> YOUR TASK
Look through the records below and collect all lines that hold the string "title".

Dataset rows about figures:
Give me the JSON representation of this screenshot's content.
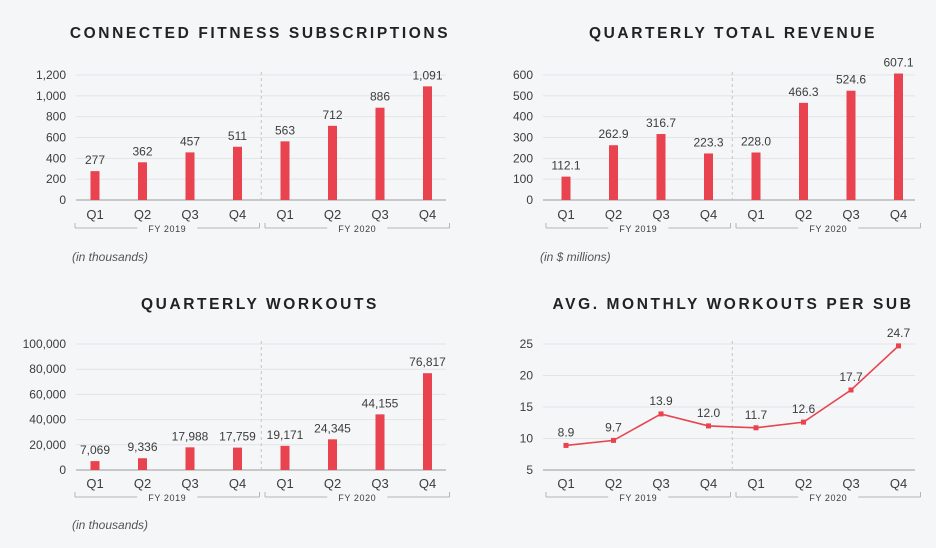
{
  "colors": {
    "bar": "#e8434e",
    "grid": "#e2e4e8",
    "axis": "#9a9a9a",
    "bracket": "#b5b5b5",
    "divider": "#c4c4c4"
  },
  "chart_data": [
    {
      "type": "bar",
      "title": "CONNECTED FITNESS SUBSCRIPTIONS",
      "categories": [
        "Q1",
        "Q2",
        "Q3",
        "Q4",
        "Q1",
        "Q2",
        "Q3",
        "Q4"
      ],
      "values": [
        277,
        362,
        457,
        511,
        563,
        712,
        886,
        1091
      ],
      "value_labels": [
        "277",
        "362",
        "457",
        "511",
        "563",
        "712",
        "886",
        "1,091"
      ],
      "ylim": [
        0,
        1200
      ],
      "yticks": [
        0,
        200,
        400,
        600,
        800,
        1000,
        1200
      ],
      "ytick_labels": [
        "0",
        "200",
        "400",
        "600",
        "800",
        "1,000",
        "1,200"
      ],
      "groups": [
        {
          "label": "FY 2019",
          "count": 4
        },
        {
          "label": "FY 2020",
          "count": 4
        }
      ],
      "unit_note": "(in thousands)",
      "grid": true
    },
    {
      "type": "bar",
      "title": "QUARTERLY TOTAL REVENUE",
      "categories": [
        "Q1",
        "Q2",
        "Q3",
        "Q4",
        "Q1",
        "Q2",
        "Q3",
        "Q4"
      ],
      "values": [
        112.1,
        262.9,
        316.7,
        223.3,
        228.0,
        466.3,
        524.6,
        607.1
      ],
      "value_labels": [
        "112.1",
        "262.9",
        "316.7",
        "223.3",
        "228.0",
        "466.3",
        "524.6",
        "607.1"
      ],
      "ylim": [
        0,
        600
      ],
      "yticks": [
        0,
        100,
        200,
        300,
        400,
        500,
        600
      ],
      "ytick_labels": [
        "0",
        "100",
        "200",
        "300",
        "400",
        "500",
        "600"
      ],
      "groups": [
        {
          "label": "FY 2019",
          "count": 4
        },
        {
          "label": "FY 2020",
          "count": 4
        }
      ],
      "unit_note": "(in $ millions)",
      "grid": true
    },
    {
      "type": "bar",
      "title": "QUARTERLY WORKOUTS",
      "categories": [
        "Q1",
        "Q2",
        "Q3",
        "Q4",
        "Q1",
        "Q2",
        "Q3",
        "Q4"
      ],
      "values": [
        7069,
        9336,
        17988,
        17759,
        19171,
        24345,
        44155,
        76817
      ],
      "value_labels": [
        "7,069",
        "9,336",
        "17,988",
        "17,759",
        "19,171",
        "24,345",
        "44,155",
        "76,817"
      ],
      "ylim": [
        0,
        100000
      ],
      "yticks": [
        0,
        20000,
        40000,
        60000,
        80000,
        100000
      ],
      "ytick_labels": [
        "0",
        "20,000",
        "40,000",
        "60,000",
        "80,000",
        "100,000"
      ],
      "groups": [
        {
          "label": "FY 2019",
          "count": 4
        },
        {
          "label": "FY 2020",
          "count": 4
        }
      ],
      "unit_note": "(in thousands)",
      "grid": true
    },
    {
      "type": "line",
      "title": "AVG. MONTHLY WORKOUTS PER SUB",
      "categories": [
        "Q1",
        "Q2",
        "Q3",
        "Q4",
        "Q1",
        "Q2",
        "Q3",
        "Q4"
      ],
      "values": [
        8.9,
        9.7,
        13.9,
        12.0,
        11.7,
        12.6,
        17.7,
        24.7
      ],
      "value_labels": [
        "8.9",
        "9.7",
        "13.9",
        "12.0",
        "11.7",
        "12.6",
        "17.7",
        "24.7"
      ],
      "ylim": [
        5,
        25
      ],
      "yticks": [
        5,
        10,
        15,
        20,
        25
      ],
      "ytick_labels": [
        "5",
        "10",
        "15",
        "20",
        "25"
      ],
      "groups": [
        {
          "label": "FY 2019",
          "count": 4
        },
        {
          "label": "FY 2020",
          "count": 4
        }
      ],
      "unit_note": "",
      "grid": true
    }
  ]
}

> EXPECTED ANSWER
      "title": "CONNECTED FITNESS SUBSCRIPTIONS",
      "title": "QUARTERLY TOTAL REVENUE",
      "title": "QUARTERLY WORKOUTS",
      "title": "AVG. MONTHLY WORKOUTS PER SUB",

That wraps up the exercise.